EXERCISE DESCRIPTION:
Only a number is wanted: how many lines in the records below contain "content"?

INPUT DATA:
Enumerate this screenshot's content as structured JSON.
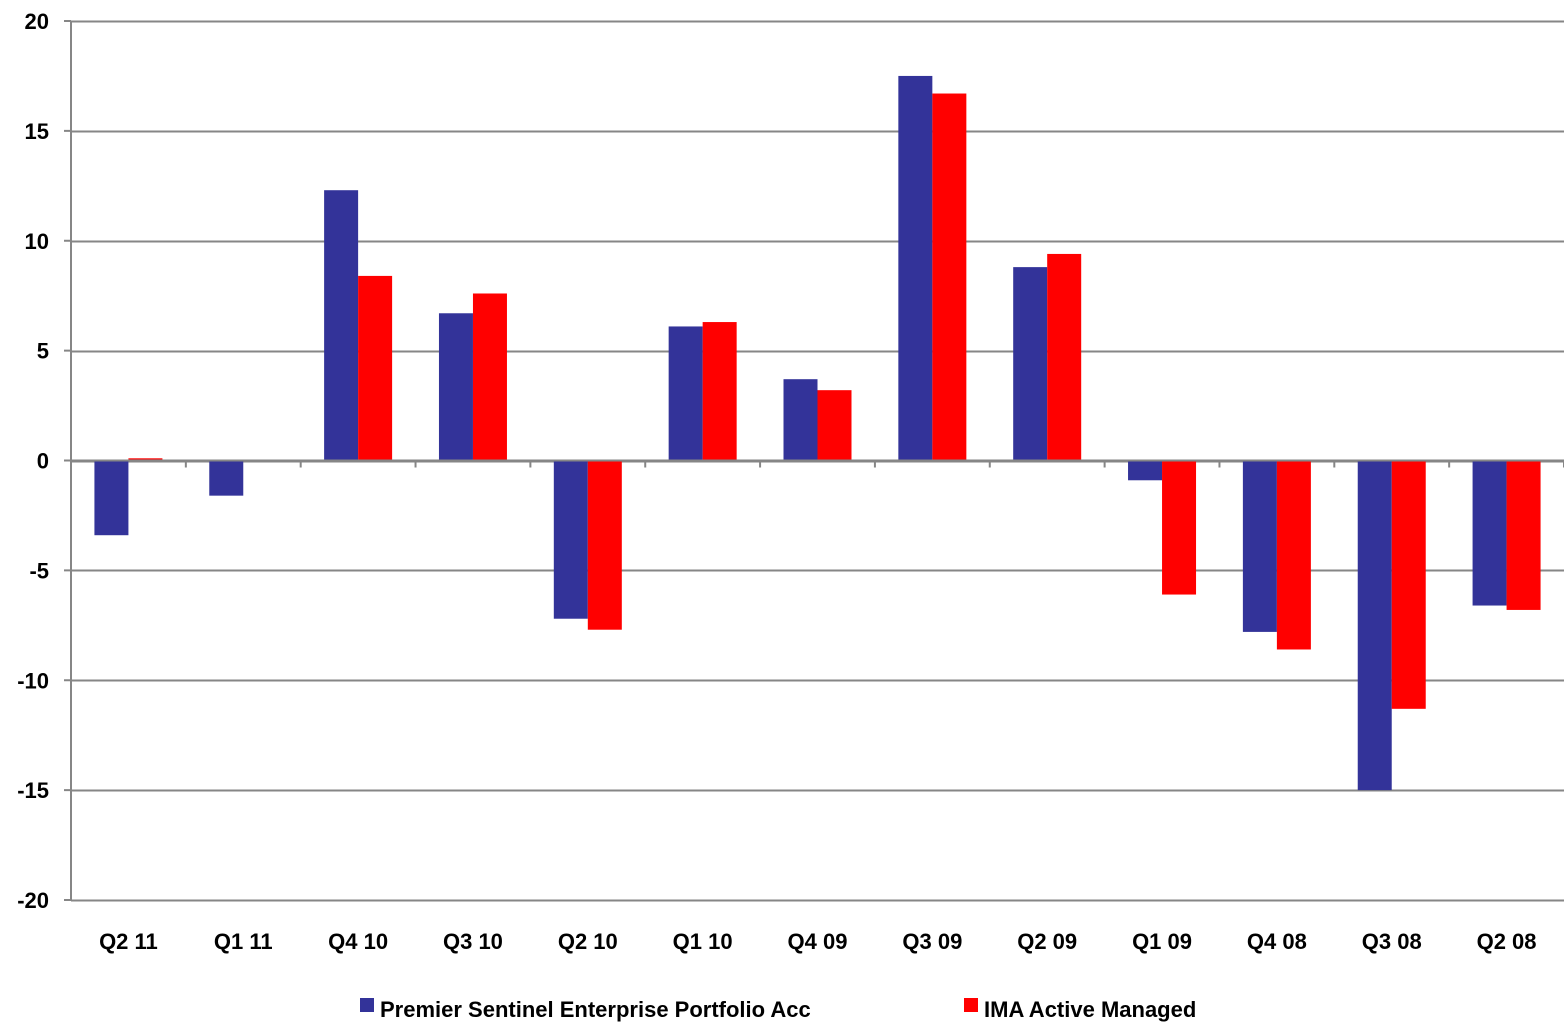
{
  "chart_data": {
    "type": "bar",
    "categories": [
      "Q2 11",
      "Q1 11",
      "Q4 10",
      "Q3 10",
      "Q2 10",
      "Q1 10",
      "Q4 09",
      "Q3 09",
      "Q2 09",
      "Q1 09",
      "Q4 08",
      "Q3 08",
      "Q2 08"
    ],
    "series": [
      {
        "name": "Premier Sentinel Enterprise Portfolio Acc",
        "color": "#333399",
        "values": [
          -3.4,
          -1.6,
          12.3,
          6.7,
          -7.2,
          6.1,
          3.7,
          17.5,
          8.8,
          -0.9,
          -7.8,
          -15.0,
          -6.6
        ]
      },
      {
        "name": "IMA Active Managed",
        "color": "#ff0000",
        "values": [
          0.1,
          0.0,
          8.4,
          7.6,
          -7.7,
          6.3,
          3.2,
          16.7,
          9.4,
          -6.1,
          -8.6,
          -11.3,
          -6.8
        ]
      }
    ],
    "ylim": [
      -20,
      20
    ],
    "yticks": [
      "20",
      "15",
      "10",
      "5",
      "0",
      "-5",
      "-10",
      "-15",
      "-20"
    ],
    "grid": true,
    "legend": "bottom",
    "title": "",
    "xlabel": "",
    "ylabel": ""
  }
}
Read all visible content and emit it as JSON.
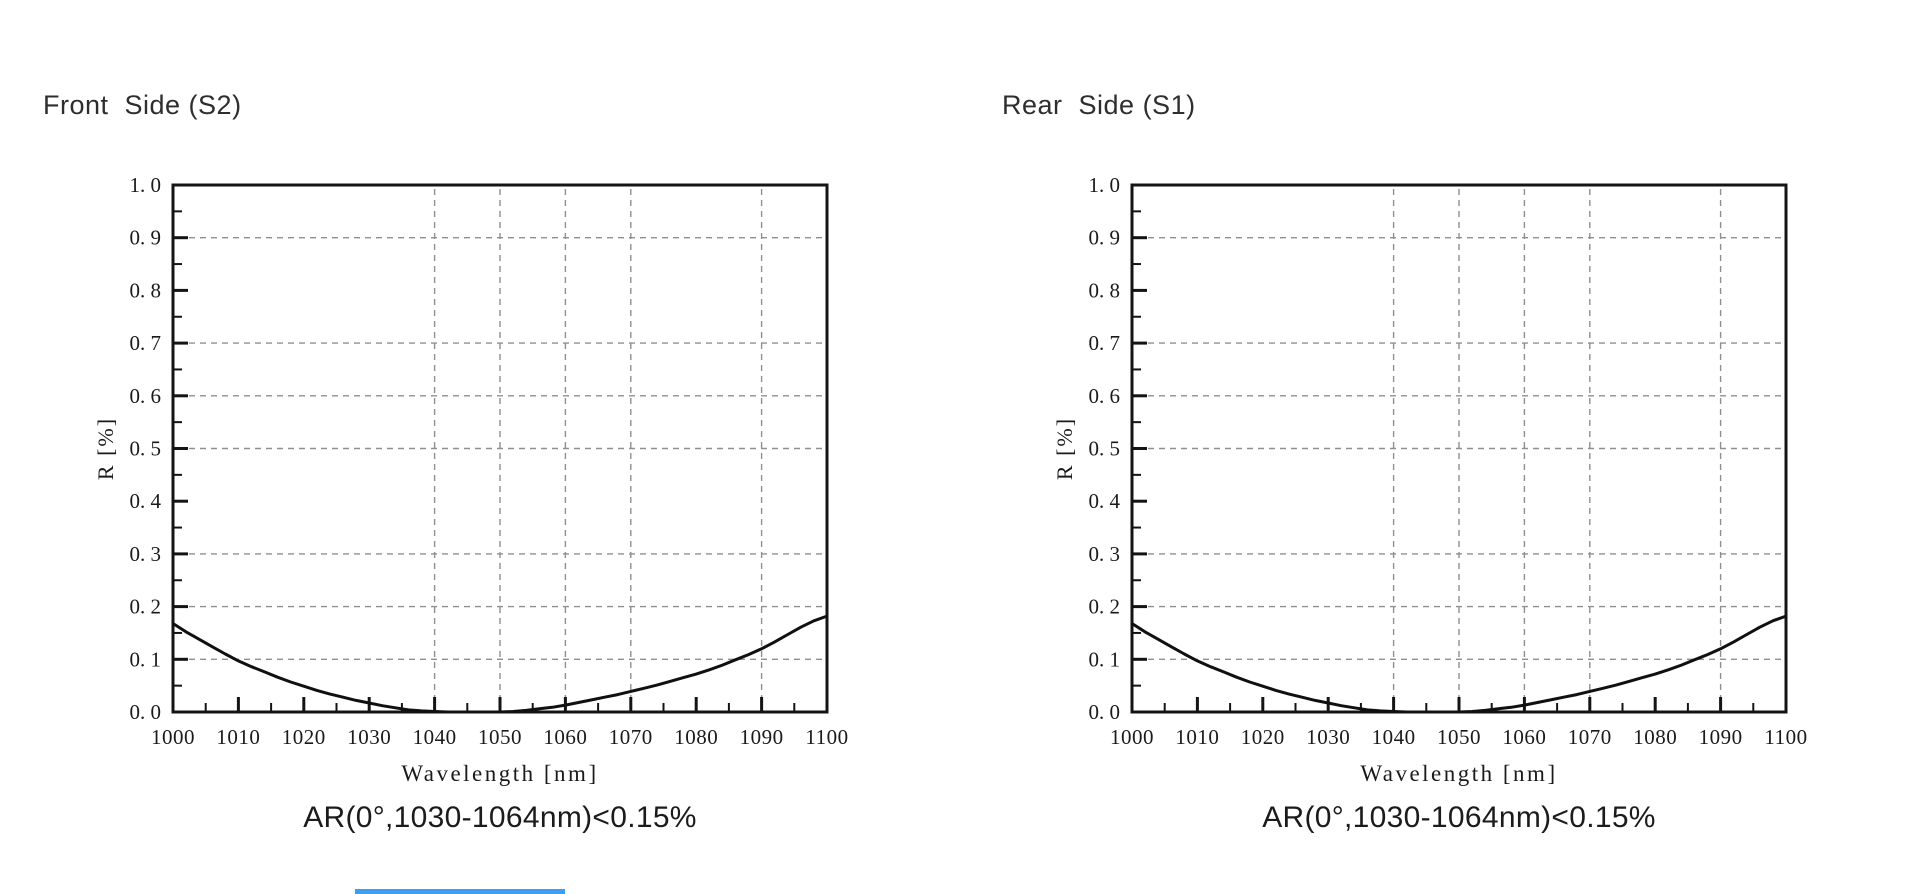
{
  "accent_bar": {
    "color": "#3aa0f5"
  },
  "chart_data": [
    {
      "type": "line",
      "title": "Front  Side (S2)",
      "caption": "AR(0°,1030-1064nm)<0.15%",
      "xlabel": "Wavelength [nm]",
      "ylabel": "R [%]",
      "xlim": [
        1000,
        1100
      ],
      "ylim": [
        0.0,
        1.0
      ],
      "xtick_major_step": 10,
      "xtick_minor_step": 5,
      "ytick_major_step": 0.1,
      "ytick_minor_step": 0.05,
      "xtick_labels": [
        "1000",
        "1010",
        "1020",
        "1030",
        "1040",
        "1050",
        "1060",
        "1070",
        "1080",
        "1090",
        "1100"
      ],
      "ytick_labels": [
        "0. 0",
        "0. 1",
        "0. 2",
        "0. 3",
        "0. 4",
        "0. 5",
        "0. 6",
        "0. 7",
        "0. 8",
        "0. 9",
        "1. 0"
      ],
      "grid_x": [
        1040,
        1050,
        1060,
        1070,
        1090
      ],
      "grid_y": [
        0.1,
        0.2,
        0.3,
        0.5,
        0.6,
        0.7,
        0.9
      ],
      "legend": "none",
      "colors": {
        "axis": "#141414",
        "grid": "#8f8f8f",
        "text": "#1a1a1a",
        "curve": "#101010"
      },
      "series": [
        {
          "name": "R",
          "x": [
            1000,
            1002,
            1004,
            1006,
            1008,
            1010,
            1012,
            1014,
            1016,
            1018,
            1020,
            1022,
            1024,
            1026,
            1028,
            1030,
            1032,
            1034,
            1036,
            1038,
            1040,
            1042,
            1044,
            1046,
            1048,
            1050,
            1052,
            1054,
            1056,
            1058,
            1060,
            1062,
            1064,
            1066,
            1068,
            1070,
            1072,
            1074,
            1076,
            1078,
            1080,
            1082,
            1084,
            1086,
            1088,
            1090,
            1092,
            1094,
            1096,
            1098,
            1100
          ],
          "y": [
            0.168,
            0.152,
            0.138,
            0.124,
            0.11,
            0.097,
            0.086,
            0.076,
            0.066,
            0.057,
            0.049,
            0.041,
            0.034,
            0.028,
            0.022,
            0.017,
            0.012,
            0.008,
            0.004,
            0.002,
            0.001,
            0.0,
            0.0,
            0.0,
            0.0,
            0.0,
            0.001,
            0.003,
            0.006,
            0.009,
            0.013,
            0.018,
            0.023,
            0.028,
            0.033,
            0.039,
            0.045,
            0.051,
            0.058,
            0.065,
            0.072,
            0.08,
            0.089,
            0.099,
            0.109,
            0.12,
            0.133,
            0.147,
            0.161,
            0.173,
            0.182
          ]
        }
      ]
    },
    {
      "type": "line",
      "title": "Rear  Side (S1)",
      "caption": "AR(0°,1030-1064nm)<0.15%",
      "xlabel": "Wavelength [nm]",
      "ylabel": "R [%]",
      "xlim": [
        1000,
        1100
      ],
      "ylim": [
        0.0,
        1.0
      ],
      "xtick_major_step": 10,
      "xtick_minor_step": 5,
      "ytick_major_step": 0.1,
      "ytick_minor_step": 0.05,
      "xtick_labels": [
        "1000",
        "1010",
        "1020",
        "1030",
        "1040",
        "1050",
        "1060",
        "1070",
        "1080",
        "1090",
        "1100"
      ],
      "ytick_labels": [
        "0. 0",
        "0. 1",
        "0. 2",
        "0. 3",
        "0. 4",
        "0. 5",
        "0. 6",
        "0. 7",
        "0. 8",
        "0. 9",
        "1. 0"
      ],
      "grid_x": [
        1040,
        1050,
        1060,
        1070,
        1090
      ],
      "grid_y": [
        0.1,
        0.2,
        0.3,
        0.5,
        0.6,
        0.7,
        0.9
      ],
      "legend": "none",
      "colors": {
        "axis": "#141414",
        "grid": "#8f8f8f",
        "text": "#1a1a1a",
        "curve": "#101010"
      },
      "series": [
        {
          "name": "R",
          "x": [
            1000,
            1002,
            1004,
            1006,
            1008,
            1010,
            1012,
            1014,
            1016,
            1018,
            1020,
            1022,
            1024,
            1026,
            1028,
            1030,
            1032,
            1034,
            1036,
            1038,
            1040,
            1042,
            1044,
            1046,
            1048,
            1050,
            1052,
            1054,
            1056,
            1058,
            1060,
            1062,
            1064,
            1066,
            1068,
            1070,
            1072,
            1074,
            1076,
            1078,
            1080,
            1082,
            1084,
            1086,
            1088,
            1090,
            1092,
            1094,
            1096,
            1098,
            1100
          ],
          "y": [
            0.168,
            0.152,
            0.138,
            0.124,
            0.11,
            0.097,
            0.086,
            0.076,
            0.066,
            0.057,
            0.049,
            0.041,
            0.034,
            0.028,
            0.022,
            0.017,
            0.012,
            0.008,
            0.004,
            0.002,
            0.001,
            0.0,
            0.0,
            0.0,
            0.0,
            0.0,
            0.001,
            0.003,
            0.006,
            0.009,
            0.013,
            0.018,
            0.023,
            0.028,
            0.033,
            0.039,
            0.045,
            0.051,
            0.058,
            0.065,
            0.072,
            0.08,
            0.089,
            0.099,
            0.109,
            0.12,
            0.133,
            0.147,
            0.161,
            0.173,
            0.182
          ]
        }
      ]
    }
  ]
}
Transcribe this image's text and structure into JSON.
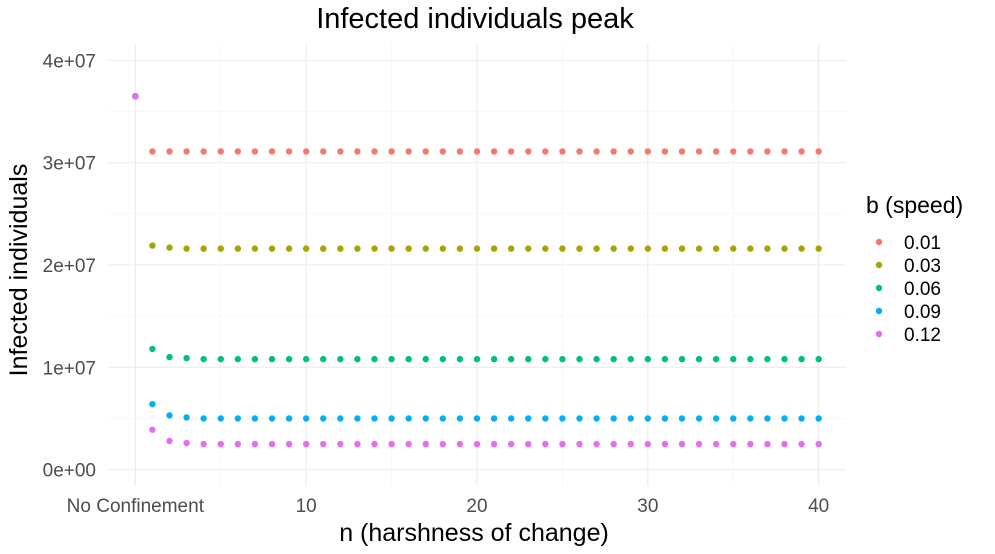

THE SOLUTION:
2